Your task is to restate the data word for word.

##########

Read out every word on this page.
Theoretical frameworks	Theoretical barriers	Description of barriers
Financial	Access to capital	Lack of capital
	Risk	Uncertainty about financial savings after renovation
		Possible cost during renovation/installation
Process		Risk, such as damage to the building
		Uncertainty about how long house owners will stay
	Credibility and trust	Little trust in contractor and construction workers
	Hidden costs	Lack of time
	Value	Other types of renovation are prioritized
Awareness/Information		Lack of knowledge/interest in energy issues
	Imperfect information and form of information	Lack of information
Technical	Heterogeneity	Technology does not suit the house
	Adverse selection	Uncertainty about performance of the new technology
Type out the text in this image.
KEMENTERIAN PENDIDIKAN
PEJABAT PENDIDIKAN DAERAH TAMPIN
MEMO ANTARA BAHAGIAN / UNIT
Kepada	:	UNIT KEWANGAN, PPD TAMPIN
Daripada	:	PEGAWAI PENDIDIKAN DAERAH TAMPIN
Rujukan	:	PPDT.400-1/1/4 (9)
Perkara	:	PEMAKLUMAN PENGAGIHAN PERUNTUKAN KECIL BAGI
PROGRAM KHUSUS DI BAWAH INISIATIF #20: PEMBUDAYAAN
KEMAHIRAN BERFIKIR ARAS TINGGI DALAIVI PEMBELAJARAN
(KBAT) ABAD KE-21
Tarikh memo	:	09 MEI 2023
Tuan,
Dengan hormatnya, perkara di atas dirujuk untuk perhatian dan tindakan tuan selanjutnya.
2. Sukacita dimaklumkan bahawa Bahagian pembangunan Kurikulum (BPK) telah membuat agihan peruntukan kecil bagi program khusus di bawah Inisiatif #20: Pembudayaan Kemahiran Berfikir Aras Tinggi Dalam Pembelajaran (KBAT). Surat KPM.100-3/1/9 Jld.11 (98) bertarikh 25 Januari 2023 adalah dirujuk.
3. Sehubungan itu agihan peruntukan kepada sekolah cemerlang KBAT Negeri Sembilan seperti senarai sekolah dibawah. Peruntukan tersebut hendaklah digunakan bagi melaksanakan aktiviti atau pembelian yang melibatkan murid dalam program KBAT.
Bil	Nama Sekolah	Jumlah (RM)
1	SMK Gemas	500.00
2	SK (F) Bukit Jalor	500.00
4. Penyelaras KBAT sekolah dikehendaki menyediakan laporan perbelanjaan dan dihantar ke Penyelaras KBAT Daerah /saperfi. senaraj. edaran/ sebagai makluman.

##########

Answer below =>
Read out every word on this page.
Theoretical frameworks	Theoretical barriers	Description of barriers
Financial	Access to capital	Lack of capital
	Risk	Uncertainty about financial savings after renovation
		Possible cost during renovation/installation
Process		Risk, such as damage to the building
		Uncertainty about how long house owners will stay
	Credibility and trust	Little trust in contractor and construction workers
	Hidden costs	Lack of time
	Value	Other types of renovation are prioritized
Awareness/Information		Lack of knowledge/interest in energy issues
	Imperfect information and form of information	Lack of information
Technical	Heterogeneity	Technology does not suit the house
	Adverse selection	Uncertainty about performance of the new technology
Type out the text in this image.
KEMENTERIAN PENDIDIKAN
PEJABAT PENDIDIKAN DAERAH TAMPIN
MEMO ANTARA BAHAGIAN / UNIT
Kepada	:	UNIT KEWANGAN, PPD TAMPIN
Daripada	:	PEGAWAI PENDIDIKAN DAERAH TAMPIN
Rujukan	:	PPDT.400-1/1/4 (9)
Perkara	:	PEMAKLUMAN PENGAGIHAN PERUNTUKAN KECIL BAGI
PROGRAM KHUSUS DI BAWAH INISIATIF #20: PEMBUDAYAAN
KEMAHIRAN BERFIKIR ARAS TINGGI DALAIVI PEMBELAJARAN
(KBAT) ABAD KE-21
Tarikh memo	:	09 MEI 2023
Tuan,
Dengan hormatnya, perkara di atas dirujuk untuk perhatian dan tindakan tuan selanjutnya.
2. Sukacita dimaklumkan bahawa Bahagian pembangunan Kurikulum (BPK) telah membuat agihan peruntukan kecil bagi program khusus di bawah Inisiatif #20: Pembudayaan Kemahiran Berfikir Aras Tinggi Dalam Pembelajaran (KBAT). Surat KPM.100-3/1/9 Jld.11 (98) bertarikh 25 Januari 2023 adalah dirujuk.
3. Sehubungan itu agihan peruntukan kepada sekolah cemerlang KBAT Negeri Sembilan seperti senarai sekolah dibawah. Peruntukan tersebut hendaklah digunakan bagi melaksanakan aktiviti atau pembelian yang melibatkan murid dalam program KBAT.
Bil	Nama Sekolah	Jumlah (RM)
1	SMK Gemas	500.00
2	SK (F) Bukit Jalor	500.00
4. Penyelaras KBAT sekolah dikehendaki menyediakan laporan perbelanjaan dan dihantar ke Penyelaras KBAT Daerah /saperfi. senaraj. edaran/ sebagai makluman.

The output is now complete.